Input data:

______

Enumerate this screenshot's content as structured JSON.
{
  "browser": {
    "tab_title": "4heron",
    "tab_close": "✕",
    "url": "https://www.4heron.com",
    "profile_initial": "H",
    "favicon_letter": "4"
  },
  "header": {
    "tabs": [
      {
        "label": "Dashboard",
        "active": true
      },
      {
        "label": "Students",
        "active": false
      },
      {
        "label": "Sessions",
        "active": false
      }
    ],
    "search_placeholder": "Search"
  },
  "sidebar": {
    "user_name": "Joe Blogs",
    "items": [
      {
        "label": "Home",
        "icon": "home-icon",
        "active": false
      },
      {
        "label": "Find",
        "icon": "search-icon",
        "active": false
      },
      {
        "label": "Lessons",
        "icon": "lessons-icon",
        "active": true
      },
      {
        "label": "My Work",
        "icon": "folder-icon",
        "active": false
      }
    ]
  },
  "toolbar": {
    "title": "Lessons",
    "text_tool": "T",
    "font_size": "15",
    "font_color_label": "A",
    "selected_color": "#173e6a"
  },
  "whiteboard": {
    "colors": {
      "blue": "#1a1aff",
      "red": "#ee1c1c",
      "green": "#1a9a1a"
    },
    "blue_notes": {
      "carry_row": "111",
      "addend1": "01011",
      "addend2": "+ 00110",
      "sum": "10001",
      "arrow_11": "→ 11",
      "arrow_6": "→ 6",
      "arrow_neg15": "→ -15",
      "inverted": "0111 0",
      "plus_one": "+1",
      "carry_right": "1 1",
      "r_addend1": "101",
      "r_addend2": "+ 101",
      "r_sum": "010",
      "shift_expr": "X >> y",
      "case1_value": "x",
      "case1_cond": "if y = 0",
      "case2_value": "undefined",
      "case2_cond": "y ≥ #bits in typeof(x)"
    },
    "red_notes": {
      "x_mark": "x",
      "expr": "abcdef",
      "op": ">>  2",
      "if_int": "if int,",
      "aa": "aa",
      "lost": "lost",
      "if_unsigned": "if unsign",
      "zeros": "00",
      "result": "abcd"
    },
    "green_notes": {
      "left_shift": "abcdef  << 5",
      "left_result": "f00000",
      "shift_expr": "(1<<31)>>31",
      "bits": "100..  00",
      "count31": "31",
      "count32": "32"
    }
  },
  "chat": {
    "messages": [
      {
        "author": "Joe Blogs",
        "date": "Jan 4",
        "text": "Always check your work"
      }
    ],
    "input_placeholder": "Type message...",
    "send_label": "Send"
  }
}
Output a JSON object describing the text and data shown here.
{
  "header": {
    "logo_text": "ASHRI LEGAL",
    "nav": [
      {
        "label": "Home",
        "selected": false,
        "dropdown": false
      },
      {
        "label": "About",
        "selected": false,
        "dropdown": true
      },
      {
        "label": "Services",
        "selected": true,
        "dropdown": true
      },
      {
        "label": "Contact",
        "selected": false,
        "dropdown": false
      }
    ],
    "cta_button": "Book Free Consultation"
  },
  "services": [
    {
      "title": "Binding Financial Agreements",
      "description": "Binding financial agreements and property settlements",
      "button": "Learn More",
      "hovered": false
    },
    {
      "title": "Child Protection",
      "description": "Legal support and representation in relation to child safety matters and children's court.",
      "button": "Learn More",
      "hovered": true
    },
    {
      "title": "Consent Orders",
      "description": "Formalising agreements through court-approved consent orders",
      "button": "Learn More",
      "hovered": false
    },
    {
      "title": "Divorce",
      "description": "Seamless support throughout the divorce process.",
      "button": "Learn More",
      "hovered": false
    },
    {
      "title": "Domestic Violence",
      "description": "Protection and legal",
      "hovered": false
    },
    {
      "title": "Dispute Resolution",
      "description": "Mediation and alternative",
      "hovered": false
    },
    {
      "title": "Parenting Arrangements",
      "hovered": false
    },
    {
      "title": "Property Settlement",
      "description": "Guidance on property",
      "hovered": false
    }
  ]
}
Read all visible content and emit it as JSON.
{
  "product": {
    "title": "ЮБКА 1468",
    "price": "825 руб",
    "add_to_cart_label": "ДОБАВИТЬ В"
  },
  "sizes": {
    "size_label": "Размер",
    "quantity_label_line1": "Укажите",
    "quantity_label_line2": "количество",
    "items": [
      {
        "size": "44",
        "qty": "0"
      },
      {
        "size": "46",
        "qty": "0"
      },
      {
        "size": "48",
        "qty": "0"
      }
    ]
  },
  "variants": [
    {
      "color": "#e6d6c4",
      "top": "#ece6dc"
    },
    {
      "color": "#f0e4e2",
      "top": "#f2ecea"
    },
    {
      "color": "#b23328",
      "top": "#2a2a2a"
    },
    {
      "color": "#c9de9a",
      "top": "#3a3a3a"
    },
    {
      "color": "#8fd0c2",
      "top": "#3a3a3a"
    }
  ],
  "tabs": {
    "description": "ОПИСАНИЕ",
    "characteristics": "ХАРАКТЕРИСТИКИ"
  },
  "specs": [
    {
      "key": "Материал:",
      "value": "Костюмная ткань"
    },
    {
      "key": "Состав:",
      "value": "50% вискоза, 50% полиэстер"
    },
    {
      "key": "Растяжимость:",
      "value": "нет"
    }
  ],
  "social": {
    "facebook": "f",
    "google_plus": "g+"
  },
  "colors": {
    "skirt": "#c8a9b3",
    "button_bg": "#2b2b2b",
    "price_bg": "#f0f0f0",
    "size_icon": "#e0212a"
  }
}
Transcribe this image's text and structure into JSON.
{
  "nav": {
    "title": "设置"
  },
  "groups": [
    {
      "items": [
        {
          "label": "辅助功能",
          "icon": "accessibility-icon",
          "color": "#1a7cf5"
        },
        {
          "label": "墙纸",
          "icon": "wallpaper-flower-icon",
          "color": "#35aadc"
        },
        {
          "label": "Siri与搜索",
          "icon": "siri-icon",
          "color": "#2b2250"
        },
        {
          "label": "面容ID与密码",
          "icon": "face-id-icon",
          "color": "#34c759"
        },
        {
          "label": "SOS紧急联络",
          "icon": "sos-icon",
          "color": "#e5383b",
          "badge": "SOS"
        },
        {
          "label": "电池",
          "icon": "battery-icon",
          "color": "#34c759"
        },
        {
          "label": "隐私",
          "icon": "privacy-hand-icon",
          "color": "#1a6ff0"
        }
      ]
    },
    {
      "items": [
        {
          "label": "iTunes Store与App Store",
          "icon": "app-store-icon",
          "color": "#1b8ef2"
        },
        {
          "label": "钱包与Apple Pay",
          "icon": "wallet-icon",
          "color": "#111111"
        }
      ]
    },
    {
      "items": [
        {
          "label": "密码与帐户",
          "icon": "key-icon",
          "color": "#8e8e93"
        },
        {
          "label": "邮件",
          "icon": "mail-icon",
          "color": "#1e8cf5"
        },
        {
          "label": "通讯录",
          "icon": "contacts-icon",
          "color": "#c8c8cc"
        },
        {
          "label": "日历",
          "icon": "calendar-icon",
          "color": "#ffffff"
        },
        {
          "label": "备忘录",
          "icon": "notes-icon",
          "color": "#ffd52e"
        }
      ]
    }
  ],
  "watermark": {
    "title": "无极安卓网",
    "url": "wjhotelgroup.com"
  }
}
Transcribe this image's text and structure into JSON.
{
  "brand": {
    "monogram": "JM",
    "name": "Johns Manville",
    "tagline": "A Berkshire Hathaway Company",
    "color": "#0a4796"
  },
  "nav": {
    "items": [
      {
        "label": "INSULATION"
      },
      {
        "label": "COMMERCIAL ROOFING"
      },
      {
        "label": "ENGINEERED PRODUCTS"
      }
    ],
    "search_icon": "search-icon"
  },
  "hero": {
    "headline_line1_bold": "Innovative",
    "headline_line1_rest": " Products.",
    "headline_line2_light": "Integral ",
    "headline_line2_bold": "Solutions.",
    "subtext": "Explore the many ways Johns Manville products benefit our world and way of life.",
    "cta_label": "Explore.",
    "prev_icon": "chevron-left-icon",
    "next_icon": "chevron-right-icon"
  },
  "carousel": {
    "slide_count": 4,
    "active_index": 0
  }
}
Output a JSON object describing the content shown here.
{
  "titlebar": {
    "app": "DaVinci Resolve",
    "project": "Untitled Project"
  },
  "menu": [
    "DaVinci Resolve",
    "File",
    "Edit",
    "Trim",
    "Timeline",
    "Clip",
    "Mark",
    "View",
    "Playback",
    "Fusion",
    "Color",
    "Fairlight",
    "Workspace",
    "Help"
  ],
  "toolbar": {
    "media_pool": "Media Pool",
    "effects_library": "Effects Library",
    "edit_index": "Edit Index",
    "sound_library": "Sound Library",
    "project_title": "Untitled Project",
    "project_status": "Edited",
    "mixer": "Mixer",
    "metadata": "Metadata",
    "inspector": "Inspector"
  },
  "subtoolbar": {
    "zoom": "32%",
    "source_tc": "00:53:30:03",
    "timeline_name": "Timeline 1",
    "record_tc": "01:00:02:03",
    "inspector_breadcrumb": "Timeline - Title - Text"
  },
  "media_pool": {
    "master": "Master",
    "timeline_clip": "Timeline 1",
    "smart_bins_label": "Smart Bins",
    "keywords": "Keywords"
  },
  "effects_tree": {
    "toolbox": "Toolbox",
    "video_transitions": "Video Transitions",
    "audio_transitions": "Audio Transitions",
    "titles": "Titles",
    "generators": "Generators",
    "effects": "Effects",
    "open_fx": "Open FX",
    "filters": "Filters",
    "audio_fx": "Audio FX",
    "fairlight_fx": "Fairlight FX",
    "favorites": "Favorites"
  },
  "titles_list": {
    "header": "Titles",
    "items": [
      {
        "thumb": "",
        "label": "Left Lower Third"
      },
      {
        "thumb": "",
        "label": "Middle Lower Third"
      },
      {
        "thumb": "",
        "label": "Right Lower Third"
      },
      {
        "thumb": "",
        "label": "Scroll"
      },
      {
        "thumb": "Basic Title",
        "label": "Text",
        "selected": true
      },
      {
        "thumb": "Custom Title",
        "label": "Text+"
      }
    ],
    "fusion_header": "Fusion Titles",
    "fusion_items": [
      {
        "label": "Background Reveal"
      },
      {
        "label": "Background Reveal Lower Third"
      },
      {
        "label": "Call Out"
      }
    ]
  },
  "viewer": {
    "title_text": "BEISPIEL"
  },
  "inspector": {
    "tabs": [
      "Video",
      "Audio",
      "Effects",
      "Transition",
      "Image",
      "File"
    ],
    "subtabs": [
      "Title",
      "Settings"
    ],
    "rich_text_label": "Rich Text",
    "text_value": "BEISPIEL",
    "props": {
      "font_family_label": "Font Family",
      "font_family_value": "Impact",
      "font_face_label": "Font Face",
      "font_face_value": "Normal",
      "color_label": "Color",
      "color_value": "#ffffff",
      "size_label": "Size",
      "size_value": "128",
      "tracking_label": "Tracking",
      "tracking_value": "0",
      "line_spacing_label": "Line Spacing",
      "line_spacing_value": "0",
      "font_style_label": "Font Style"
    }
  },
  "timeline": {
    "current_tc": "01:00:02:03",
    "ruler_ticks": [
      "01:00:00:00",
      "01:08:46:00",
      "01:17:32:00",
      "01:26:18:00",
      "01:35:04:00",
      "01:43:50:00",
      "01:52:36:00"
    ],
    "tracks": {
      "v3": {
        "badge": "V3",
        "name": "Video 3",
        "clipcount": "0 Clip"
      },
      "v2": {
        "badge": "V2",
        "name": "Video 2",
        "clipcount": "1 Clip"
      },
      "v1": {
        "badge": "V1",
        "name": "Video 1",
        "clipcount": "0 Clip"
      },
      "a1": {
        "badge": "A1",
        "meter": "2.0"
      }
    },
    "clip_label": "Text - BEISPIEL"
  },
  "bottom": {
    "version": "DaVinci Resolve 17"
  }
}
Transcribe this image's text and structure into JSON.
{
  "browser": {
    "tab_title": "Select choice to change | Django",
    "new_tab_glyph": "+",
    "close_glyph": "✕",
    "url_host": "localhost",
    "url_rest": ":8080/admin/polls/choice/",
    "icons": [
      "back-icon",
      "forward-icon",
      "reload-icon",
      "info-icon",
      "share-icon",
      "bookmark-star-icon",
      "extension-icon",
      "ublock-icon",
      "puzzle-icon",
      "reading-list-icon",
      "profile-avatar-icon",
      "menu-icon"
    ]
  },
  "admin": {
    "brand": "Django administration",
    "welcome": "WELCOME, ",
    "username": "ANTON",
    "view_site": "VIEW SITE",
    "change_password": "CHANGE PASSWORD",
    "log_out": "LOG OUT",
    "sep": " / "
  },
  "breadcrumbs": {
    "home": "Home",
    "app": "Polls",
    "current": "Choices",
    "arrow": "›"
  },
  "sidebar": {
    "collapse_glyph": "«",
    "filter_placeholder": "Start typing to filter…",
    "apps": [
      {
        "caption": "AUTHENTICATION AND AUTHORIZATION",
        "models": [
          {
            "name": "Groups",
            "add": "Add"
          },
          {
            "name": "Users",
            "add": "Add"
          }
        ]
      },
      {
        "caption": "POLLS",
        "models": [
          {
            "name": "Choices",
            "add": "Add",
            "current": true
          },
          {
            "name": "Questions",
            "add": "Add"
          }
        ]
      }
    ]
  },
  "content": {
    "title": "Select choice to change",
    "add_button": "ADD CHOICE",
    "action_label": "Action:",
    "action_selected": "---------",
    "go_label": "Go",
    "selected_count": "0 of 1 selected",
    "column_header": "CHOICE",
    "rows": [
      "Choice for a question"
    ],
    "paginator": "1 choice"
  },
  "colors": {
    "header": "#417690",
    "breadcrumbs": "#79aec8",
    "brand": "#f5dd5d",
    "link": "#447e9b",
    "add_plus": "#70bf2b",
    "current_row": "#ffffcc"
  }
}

______

Search the records for the word "Manville" and copy every line where it occurs.

Written answer:
    "name": "Johns Manville",
    "subtext": "Explore the many ways Johns Manville products benefit our world and way of life.",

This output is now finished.